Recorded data

>> begin

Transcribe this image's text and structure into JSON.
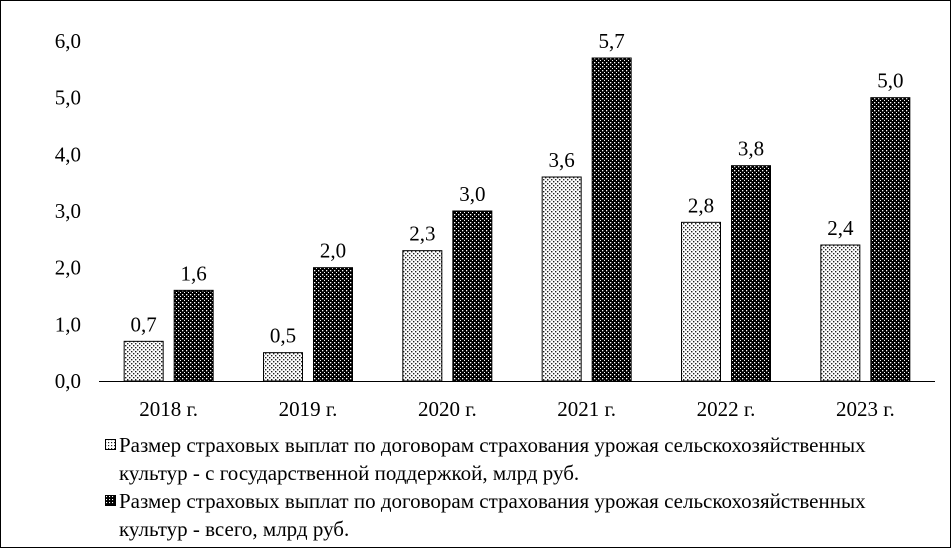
{
  "chart_data": {
    "type": "bar",
    "title": "",
    "xlabel": "",
    "ylabel": "",
    "categories": [
      "2018 г.",
      "2019 г.",
      "2020 г.",
      "2021 г.",
      "2022 г.",
      "2023 г."
    ],
    "series": [
      {
        "name": "Размер страховых выплат по договорам страхования урожая сельскохозяйственных культур - с государственной поддержкой, млрд  руб.",
        "values": [
          0.7,
          0.5,
          2.3,
          3.6,
          2.8,
          2.4
        ],
        "labels": [
          "0,7",
          "0,5",
          "2,3",
          "3,6",
          "2,8",
          "2,4"
        ],
        "pattern": "light-dots",
        "color": "#ffffff"
      },
      {
        "name": "Размер страховых выплат по договорам страхования урожая сельскохозяйственных культур - всего, млрд  руб.",
        "values": [
          1.6,
          2.0,
          3.0,
          5.7,
          3.8,
          5.0
        ],
        "labels": [
          "1,6",
          "2,0",
          "3,0",
          "5,7",
          "3,8",
          "5,0"
        ],
        "pattern": "dark-checker",
        "color": "#000000"
      }
    ],
    "ylim": [
      0,
      6
    ],
    "y_ticks": [
      0,
      1,
      2,
      3,
      4,
      5,
      6
    ],
    "y_tick_labels": [
      "0,0",
      "1,0",
      "2,0",
      "3,0",
      "4,0",
      "5,0",
      "6,0"
    ],
    "grid": false,
    "legend_position": "bottom"
  }
}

>> end

> The exercise
From the listing, tally every line with the word "Размер" in it and give only the tally.

> Answer to this problem
2